> _WRITTEN TASK_:
Present each line of the entries below that holds the word "text".

> _SOURCE MATERIAL_:
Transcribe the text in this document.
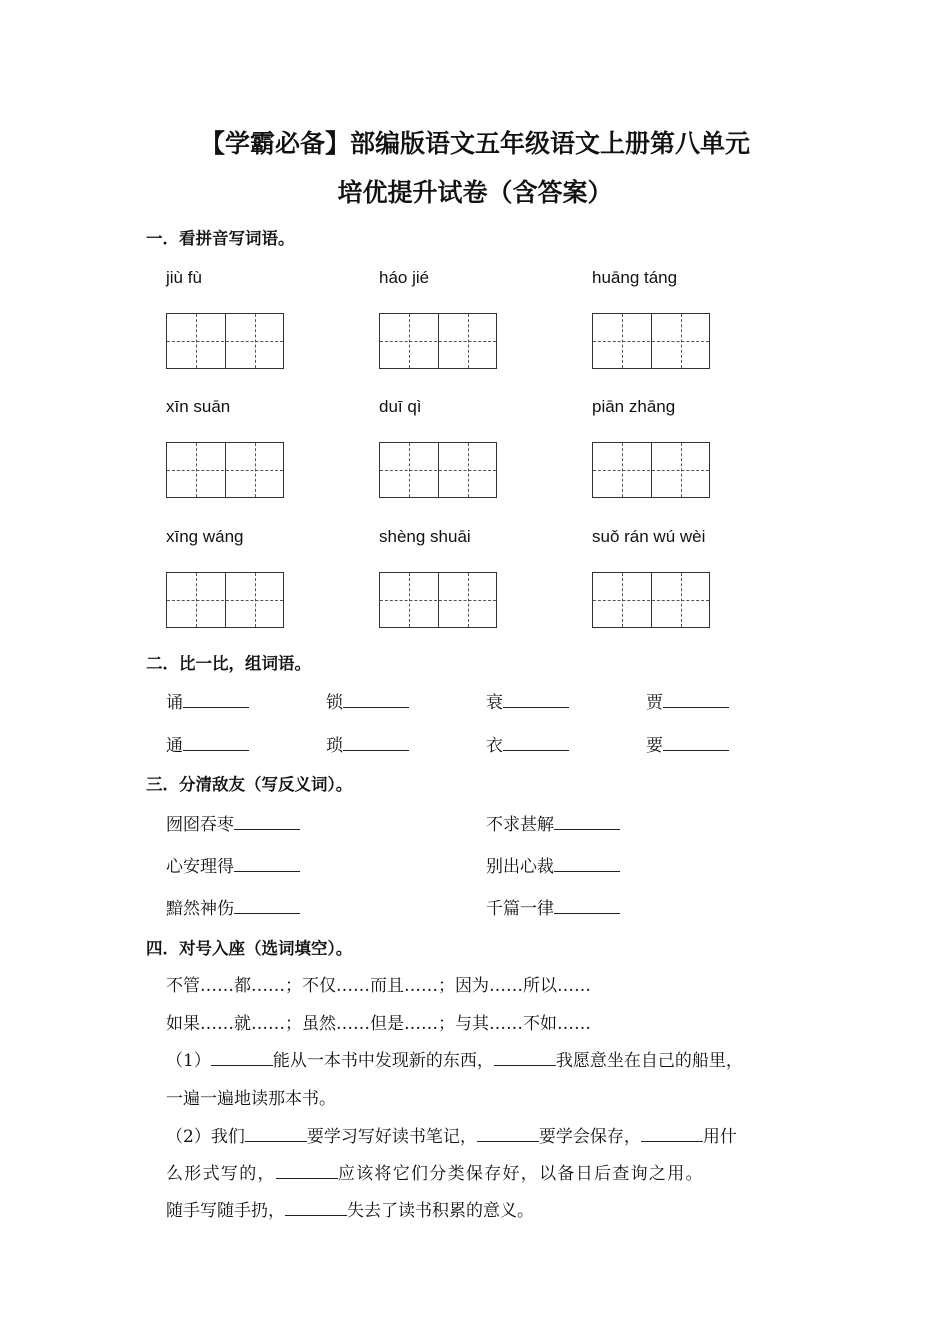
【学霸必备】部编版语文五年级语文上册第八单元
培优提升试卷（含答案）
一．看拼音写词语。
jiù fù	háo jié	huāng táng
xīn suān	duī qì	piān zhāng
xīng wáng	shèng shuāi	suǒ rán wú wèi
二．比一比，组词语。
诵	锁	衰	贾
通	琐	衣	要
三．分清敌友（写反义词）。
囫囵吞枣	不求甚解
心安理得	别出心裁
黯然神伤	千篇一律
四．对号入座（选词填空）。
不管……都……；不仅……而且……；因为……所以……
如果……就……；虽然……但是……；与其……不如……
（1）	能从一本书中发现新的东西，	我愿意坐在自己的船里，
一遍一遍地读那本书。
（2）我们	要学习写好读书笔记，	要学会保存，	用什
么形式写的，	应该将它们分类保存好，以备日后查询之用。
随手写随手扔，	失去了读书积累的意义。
==
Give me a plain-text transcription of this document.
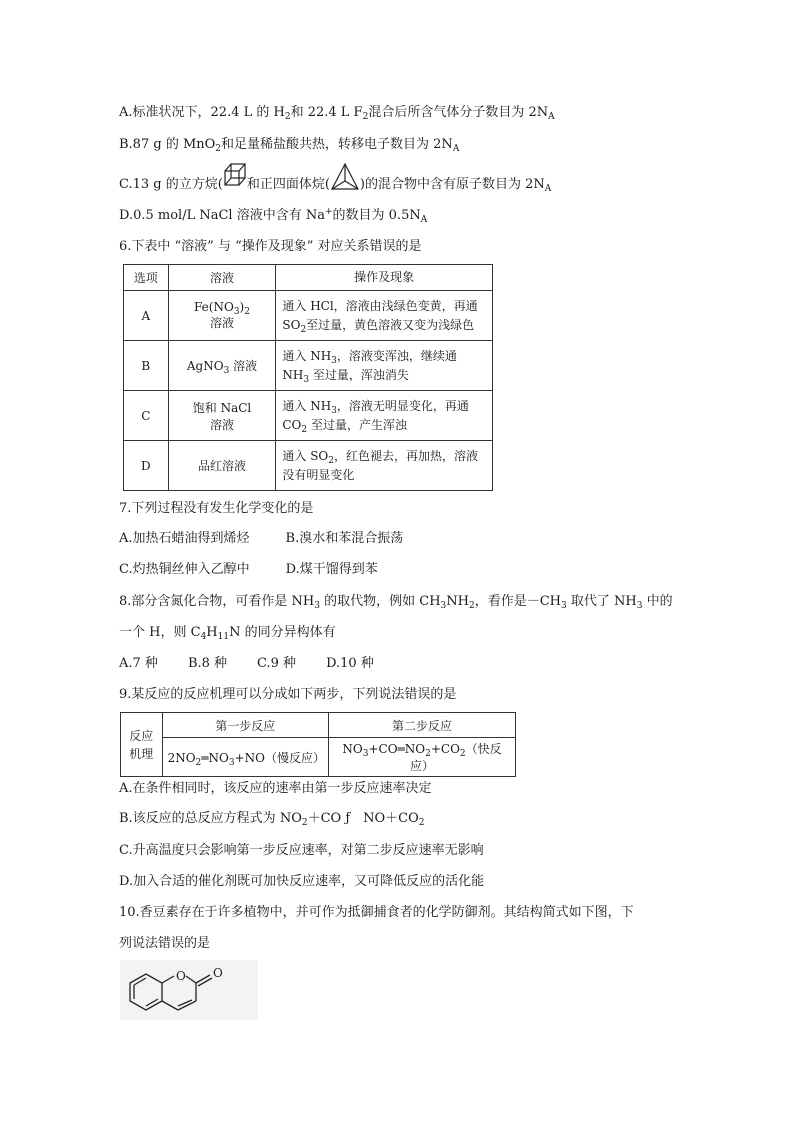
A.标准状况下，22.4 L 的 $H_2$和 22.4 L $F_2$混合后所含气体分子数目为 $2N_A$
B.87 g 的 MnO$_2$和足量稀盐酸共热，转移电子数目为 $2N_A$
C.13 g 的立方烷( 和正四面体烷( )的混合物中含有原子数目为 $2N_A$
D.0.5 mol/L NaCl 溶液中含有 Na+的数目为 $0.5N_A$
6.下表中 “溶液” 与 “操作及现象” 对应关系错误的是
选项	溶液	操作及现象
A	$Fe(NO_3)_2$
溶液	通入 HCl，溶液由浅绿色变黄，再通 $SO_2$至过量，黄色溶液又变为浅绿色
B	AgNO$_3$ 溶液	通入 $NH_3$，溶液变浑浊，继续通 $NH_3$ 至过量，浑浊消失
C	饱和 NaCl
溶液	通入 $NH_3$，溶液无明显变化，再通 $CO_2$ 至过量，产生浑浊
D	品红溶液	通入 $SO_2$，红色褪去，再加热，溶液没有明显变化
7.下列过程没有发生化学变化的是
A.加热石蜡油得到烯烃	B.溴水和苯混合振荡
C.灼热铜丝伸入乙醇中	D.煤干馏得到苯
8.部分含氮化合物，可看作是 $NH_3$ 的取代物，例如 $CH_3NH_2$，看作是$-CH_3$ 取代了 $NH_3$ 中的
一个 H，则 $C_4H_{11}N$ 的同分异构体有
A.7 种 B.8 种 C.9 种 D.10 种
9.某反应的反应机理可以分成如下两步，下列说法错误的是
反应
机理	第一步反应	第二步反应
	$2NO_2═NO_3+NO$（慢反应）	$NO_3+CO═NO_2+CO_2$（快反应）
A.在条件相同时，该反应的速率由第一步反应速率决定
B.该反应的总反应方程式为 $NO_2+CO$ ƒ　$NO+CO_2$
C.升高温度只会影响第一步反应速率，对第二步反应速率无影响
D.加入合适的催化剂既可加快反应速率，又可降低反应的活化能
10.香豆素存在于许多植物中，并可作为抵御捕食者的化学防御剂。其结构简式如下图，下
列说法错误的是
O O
--
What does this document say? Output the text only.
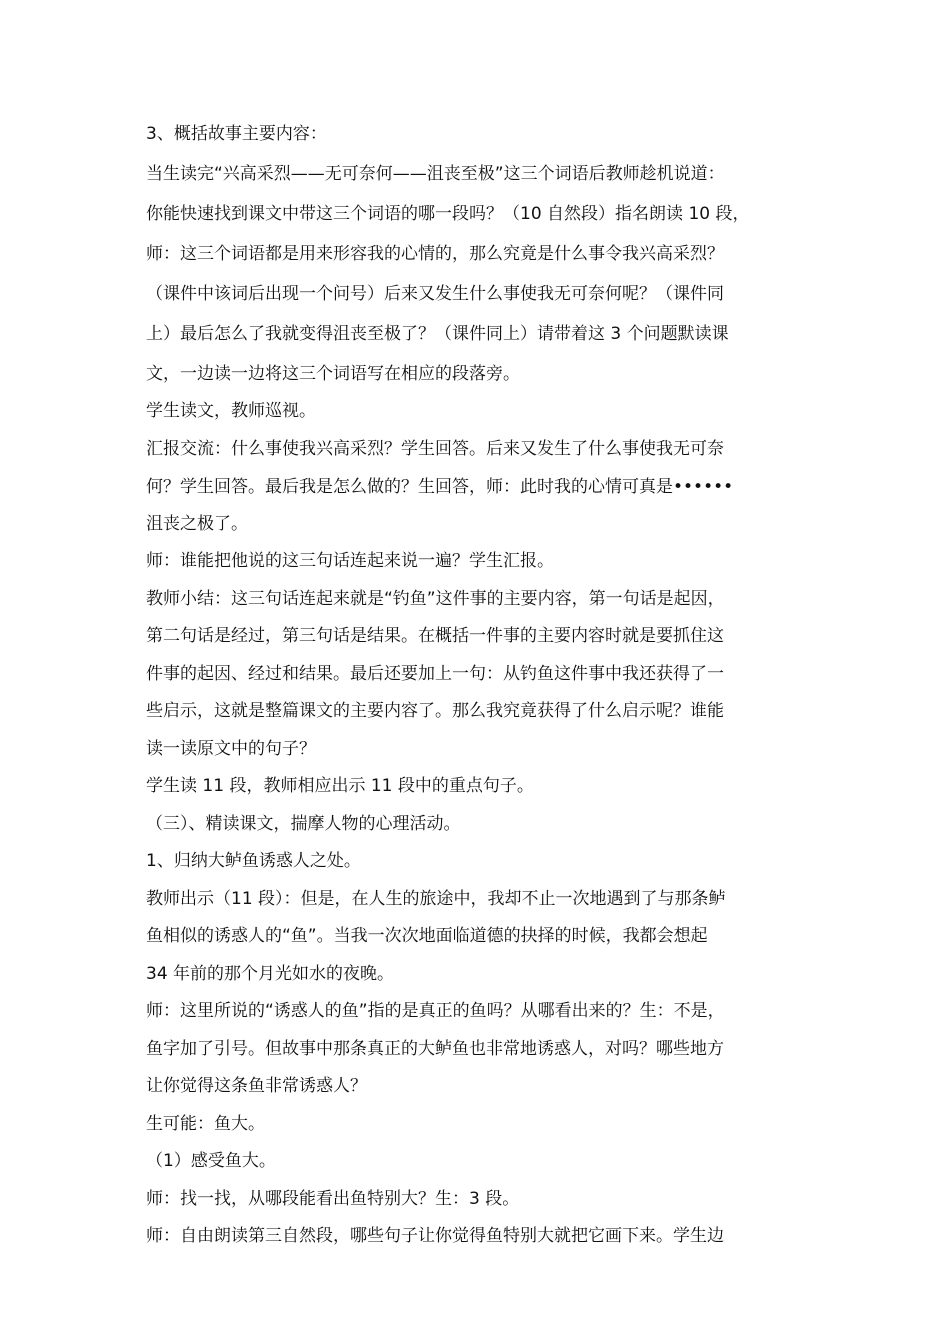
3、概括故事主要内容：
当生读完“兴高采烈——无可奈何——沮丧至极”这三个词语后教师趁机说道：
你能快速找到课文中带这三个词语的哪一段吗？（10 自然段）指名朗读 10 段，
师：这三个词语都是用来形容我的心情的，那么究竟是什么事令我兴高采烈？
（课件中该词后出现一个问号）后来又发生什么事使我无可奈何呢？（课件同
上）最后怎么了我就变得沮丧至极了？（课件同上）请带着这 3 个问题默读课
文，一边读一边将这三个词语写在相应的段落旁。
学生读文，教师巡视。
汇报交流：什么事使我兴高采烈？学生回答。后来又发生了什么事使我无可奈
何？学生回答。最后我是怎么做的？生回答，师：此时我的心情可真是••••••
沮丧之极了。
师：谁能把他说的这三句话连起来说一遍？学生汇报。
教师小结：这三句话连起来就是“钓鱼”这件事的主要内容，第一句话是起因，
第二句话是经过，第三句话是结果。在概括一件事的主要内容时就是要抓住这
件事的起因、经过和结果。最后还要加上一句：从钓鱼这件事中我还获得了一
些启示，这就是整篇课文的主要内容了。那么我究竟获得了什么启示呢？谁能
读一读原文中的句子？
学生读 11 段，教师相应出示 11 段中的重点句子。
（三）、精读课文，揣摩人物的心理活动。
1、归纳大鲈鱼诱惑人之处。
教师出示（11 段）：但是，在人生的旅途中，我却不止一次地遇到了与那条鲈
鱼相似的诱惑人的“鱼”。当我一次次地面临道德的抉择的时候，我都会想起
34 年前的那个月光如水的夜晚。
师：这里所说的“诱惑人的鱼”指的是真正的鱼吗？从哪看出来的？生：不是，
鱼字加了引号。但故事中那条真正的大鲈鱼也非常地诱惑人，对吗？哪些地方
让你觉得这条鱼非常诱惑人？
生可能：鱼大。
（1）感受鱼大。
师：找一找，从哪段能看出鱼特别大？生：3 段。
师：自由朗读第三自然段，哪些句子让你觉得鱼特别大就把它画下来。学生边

> _SOLUTION TO THIS EXERCISE_:
Transcribe the text in this document.
Give me a plain-text transcription of this document.
What does this document say? Output the text only.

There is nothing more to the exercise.